_DIRECTION_:
Copy every line that mentions the word "Radio".

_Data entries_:

──────────

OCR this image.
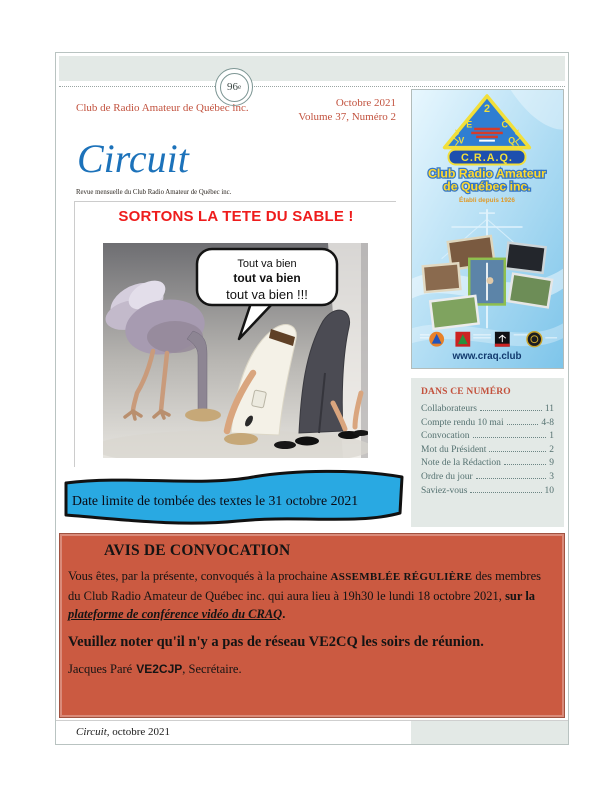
96 e
Club de Radio Amateur de Québec inc.	Octobre 2021
Volume 37, Numéro 2
Circuit
Revue mensuelle du Club Radio Amateur de Québec inc.
SORTONS LA TETE DU SABLE !
Tout va bien
tout va bien
tout va bien !!!
Date limite de tombée des textes le 31 octobre 2021
2
E	C
V	Q
C.R.A.Q.
Club Radio Amateur
de Québec inc.
Établi depuis 1926
www.craq.club
DANS CE NUMÉRO
Collaborateurs	11
Compte rendu 10 mai	4-8
Convocation	1
Mot du Président	2
Note de la Rédaction	9
Ordre du jour	3
Saviez-vous	10
AVIS DE CONVOCATION

Vous êtes, par la présente, convoqués à la prochaine ASSEMBLÉE RÉGULIÈRE des membres du Club Radio Amateur de Québec inc. qui aura lieu à 19h30 le lundi 18 octobre 2021, sur la plateforme de conférence vidéo du CRAQ.

Veuillez noter qu'il n'y a pas de réseau VE2CQ les soirs de réunion.

Jacques Paré VE2CJP, Secrétaire.

Circuit, octobre 2021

──────────

_EXERCISE RESPONSE_:
Club de Radio Amateur de Québec inc.	Octobre 2021
Revue mensuelle du Club Radio Amateur de Québec inc.
Club Radio Amateur
Vous êtes, par la présente, convoqués à la prochaine ASSEMBLÉE RÉGULIÈRE des membres du Club Radio Amateur de Québec inc. qui aura lieu à 19h30 le lundi 18 octobre 2021, sur la plateforme de conférence vidéo du CRAQ.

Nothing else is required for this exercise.